Task details: Provide the count of lines that hold "Read" and no other output.
---
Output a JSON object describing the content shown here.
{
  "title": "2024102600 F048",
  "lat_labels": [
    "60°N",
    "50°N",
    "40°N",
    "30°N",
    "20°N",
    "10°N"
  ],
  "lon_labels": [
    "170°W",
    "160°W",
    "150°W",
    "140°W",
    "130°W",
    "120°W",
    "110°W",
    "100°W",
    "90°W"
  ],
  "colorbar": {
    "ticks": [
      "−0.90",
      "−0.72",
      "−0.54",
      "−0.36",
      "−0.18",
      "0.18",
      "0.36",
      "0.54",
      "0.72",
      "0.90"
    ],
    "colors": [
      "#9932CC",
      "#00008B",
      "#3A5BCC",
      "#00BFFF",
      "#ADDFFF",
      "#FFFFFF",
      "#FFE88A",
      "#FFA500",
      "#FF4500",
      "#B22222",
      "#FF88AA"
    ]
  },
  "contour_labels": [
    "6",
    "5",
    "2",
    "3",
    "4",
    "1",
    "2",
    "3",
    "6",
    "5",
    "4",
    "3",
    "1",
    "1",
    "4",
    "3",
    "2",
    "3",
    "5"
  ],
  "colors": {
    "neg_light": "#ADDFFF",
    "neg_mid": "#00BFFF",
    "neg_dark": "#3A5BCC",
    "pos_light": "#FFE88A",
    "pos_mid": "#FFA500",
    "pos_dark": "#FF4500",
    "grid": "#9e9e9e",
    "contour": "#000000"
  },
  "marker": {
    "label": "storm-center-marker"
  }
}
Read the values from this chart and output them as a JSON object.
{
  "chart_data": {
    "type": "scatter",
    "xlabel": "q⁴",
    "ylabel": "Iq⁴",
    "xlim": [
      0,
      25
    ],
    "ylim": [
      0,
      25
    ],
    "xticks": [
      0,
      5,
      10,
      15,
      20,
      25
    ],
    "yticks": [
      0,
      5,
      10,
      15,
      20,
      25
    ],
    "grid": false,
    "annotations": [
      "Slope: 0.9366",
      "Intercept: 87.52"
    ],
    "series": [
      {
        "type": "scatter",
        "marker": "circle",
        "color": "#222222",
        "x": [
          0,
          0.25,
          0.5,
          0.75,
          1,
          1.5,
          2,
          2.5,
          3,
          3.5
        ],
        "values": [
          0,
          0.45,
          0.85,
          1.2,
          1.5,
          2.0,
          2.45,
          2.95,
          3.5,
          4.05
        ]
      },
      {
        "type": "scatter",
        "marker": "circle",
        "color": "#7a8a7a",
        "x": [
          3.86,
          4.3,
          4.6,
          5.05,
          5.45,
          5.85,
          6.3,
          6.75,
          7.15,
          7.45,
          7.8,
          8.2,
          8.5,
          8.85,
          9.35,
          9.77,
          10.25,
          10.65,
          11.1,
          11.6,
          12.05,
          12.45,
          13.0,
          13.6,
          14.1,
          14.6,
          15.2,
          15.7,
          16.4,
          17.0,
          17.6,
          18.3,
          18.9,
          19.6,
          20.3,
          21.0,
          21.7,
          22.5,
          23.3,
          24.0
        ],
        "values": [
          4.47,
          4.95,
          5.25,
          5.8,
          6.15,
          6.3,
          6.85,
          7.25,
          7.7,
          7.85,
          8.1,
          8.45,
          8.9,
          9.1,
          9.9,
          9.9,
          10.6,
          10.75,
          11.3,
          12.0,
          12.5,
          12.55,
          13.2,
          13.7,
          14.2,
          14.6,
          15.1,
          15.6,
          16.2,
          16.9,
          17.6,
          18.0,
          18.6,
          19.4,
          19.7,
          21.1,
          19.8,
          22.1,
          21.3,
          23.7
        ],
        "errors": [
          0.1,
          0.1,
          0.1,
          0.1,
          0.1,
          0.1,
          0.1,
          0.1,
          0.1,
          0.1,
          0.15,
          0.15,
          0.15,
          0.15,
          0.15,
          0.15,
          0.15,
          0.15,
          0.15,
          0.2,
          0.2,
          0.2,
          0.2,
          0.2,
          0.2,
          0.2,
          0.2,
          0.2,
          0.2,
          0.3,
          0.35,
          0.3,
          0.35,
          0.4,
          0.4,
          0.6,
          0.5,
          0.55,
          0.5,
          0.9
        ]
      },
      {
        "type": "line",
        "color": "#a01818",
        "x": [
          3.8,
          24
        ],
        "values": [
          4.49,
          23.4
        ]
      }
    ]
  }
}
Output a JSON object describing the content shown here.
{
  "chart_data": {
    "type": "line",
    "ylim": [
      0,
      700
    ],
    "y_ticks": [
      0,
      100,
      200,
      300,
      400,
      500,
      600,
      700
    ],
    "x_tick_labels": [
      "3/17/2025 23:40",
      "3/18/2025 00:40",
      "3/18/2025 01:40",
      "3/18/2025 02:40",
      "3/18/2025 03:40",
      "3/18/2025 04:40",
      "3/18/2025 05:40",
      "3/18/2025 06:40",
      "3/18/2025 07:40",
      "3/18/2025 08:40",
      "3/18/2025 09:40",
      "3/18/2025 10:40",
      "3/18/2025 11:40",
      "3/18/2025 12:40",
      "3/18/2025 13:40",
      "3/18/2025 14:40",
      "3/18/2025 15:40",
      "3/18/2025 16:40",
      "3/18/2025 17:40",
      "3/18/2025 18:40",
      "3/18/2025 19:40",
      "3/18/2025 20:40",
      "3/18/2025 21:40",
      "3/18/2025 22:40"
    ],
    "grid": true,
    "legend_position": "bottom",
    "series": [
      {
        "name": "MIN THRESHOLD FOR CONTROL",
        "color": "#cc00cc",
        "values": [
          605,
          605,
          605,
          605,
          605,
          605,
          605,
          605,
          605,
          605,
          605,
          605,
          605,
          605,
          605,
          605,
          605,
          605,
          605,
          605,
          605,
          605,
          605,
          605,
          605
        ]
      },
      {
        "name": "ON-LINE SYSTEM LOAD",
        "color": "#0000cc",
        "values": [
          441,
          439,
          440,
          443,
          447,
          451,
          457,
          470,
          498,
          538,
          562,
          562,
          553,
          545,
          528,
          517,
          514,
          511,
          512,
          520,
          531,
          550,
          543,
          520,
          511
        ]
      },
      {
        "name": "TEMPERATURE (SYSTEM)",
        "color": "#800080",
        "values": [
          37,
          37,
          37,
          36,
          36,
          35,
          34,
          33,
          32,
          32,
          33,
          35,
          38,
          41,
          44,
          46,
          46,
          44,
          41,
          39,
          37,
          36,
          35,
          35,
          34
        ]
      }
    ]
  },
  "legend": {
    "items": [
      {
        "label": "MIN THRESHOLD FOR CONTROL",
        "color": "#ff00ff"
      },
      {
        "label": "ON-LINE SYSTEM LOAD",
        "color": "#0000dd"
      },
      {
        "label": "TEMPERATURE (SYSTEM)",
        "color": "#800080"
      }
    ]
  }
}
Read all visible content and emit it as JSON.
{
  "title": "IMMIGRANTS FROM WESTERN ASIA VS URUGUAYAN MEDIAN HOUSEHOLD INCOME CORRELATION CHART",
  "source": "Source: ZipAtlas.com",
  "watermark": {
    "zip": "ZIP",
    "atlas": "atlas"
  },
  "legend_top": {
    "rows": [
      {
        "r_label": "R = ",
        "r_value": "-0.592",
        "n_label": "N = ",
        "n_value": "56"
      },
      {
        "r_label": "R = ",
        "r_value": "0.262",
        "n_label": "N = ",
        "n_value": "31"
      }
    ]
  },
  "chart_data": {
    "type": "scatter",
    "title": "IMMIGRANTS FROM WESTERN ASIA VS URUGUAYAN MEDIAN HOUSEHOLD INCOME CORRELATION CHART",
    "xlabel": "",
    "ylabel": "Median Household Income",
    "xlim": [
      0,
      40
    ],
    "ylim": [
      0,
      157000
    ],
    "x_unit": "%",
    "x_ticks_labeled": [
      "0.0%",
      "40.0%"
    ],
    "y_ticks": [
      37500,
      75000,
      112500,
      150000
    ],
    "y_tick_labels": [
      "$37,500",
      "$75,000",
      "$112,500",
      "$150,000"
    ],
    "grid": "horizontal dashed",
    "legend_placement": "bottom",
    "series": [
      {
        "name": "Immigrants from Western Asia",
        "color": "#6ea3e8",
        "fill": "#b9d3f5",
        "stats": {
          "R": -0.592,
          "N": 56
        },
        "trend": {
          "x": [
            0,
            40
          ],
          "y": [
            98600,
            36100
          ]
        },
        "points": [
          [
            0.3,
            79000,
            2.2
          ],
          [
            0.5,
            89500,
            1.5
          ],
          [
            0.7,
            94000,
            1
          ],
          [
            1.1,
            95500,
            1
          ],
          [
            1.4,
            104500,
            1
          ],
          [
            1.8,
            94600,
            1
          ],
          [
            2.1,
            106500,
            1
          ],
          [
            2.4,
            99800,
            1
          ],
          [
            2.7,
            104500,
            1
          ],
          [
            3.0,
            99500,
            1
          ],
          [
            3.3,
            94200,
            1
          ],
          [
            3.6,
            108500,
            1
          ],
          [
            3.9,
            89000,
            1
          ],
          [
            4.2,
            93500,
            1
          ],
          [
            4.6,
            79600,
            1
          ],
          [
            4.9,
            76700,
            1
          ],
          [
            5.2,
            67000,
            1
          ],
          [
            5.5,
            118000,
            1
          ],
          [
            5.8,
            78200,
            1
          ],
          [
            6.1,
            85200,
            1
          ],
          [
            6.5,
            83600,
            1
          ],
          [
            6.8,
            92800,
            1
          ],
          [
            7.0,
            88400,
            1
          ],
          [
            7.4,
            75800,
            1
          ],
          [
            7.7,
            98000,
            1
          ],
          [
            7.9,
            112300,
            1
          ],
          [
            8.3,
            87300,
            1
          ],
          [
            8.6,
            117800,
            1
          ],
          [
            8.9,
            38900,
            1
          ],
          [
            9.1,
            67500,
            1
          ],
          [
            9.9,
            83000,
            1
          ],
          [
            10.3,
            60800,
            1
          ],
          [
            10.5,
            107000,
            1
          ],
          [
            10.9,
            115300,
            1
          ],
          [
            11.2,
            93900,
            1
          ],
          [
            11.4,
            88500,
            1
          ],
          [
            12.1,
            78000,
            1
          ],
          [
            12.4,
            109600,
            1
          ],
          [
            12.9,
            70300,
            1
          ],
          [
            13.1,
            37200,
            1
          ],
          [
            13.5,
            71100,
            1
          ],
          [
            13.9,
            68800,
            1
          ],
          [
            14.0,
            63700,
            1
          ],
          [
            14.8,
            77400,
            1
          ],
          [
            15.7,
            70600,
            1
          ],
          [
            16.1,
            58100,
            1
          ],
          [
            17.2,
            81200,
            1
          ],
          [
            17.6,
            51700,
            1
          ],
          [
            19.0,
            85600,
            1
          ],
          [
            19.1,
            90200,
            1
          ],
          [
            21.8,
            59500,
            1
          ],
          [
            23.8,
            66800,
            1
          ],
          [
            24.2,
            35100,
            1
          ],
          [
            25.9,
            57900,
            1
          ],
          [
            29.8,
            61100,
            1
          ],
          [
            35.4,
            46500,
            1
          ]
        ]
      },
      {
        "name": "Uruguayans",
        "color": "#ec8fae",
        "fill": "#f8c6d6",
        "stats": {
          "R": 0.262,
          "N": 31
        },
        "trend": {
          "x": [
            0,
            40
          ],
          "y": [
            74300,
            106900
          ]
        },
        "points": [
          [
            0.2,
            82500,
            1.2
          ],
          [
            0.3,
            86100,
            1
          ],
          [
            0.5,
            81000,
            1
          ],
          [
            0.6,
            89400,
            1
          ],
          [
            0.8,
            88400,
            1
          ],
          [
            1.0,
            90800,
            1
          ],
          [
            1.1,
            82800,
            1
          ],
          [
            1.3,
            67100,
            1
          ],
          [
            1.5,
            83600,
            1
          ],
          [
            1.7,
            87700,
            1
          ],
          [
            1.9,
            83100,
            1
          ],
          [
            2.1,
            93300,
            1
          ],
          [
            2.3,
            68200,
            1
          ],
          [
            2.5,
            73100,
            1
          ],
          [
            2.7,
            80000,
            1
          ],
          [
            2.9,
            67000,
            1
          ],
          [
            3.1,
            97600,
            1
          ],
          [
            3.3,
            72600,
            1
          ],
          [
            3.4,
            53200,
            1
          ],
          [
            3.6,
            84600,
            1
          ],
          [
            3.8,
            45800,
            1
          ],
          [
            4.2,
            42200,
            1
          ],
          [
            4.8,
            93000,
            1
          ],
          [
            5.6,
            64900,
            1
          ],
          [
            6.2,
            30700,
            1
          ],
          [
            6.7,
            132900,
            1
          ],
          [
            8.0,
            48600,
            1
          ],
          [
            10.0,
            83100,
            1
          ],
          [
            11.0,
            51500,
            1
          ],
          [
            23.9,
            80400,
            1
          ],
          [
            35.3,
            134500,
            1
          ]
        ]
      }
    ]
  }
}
---
Solved exercise: 2